**Texte fourni**
>>>>

Ce qui frappe, c’est la tentation de certains commerçants de contourner la règle avec une astuce toute simple : coller une affichette annonçant que c’est le prix caisse qui prime en cas de litige. Une pratique déjà pointée du doigt il y a plusieurs années par la fédération belge de la distribution elle-même. Si le commerçant croit s’en sortir en installant une affichette indiquant que, en cas de différence, c’est le prix à la caisse qu’il faut payer, il se trompe : cette affiche est illégale. Autant dire qu’aucune mention en petits caractères près de la caisse ne peut légalement inverser le principe du prix le plus bas.

La seule exception qui tient la route : l’erreur manifeste

Il existe malgré tout un cas de figure où le commerçant peut légitimement refuser d’appliquer le prix affiché en rayon, et c’est précisément celui-là que beaucoup de vendeurs invoquent à tort pour justifier n’importe quelle différence de prix. Le SPF Économie est très clair sur ce point : il y a une exception s’il s’agit d’une erreur manifeste, par exemple un frigo qui serait affiché dans le folder à 39,99 euros au lieu de 399,99 euros. Dans ce cas, le commerçant peut demander le prix le plus haut. C’est autorisé et cela arrive régulièrement.

L’erreur manifeste, c’est donc une distorsion tellement grossière entre le prix annoncé et la valeur réelle du produit qu’aucun consommateur normalement attentif ne pourrait raisonnablement croire à une véritable promotion. Une bouteille de champagne à trois euros, un smartphone à cinq euros suite à un bug d’étiquetage électronique : ce sont typiquement les situations où le magasin peut refuser la vente au prix erroné. Test-Achats illustre ce principe avec un exemple parlant : quand il y a une erreur manifeste, une bouteille de champagne à 30 euros est par exemple proposée au prix de 3 euros.

Mais attention, cette exception ne concerne en rien les erreurs de gestion courante d’un magasin. Une étiquette de rayon qui n’a pas été mise à jour après la fin d’une promotion, un système de caisse qui applique encore l’ancien tarif, une réduction affichée en vitrine mais pas répercutée sur les codes-barres : rien de tout cela ne relève de l’erreur manifeste. Ce sont de simples erreurs de gestion, et le client garde alors tout son droit à payer le prix le plus bas constaté. Test-Achats mentionne d’ailleurs un second cas limite, celui de la vente à perte, qui reste interdite par la loi belge : si le magasin vend à perte, ce qui est interdit par la loi, vous ne pouvez donc pas revendiquer le prix le plus bas dans ce cas. Demandez toutefois que l’on vous apporte la preuve.

<<<<

**Informations extraites**

>>>>

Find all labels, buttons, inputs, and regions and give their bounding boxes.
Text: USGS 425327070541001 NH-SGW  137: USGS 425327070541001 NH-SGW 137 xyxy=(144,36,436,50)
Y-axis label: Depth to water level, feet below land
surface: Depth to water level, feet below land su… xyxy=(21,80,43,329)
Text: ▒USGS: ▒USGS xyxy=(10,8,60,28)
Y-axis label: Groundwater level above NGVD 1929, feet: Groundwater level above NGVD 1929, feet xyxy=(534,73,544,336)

<<<<

**À faire**
Reproduisez le passage du texte sur les erreurs de prix qui va de « Ce qui frappe, c’est » jusqu'à « le plus bas. » inclus. Vous n'aurez pas besoin de la liste.

**Résultat**
Ce qui frappe, c’est la tentation de certains commerçants de contourner la règle avec une astuce toute simple : coller une affichette annonçant que c’est le prix caisse qui prime en cas de litige. Une pratique déjà pointée du doigt il y a plusieurs années par la fédération belge de la distribution elle-même. Si le commerçant croit s’en sortir en installant une affichette indiquant que, en cas de différence, c’est le prix à la caisse qu’il faut payer, il se trompe : cette affiche est illégale. Autant dire qu’aucune mention en petits caractères près de la caisse ne peut légalement inverser le principe du prix le plus bas.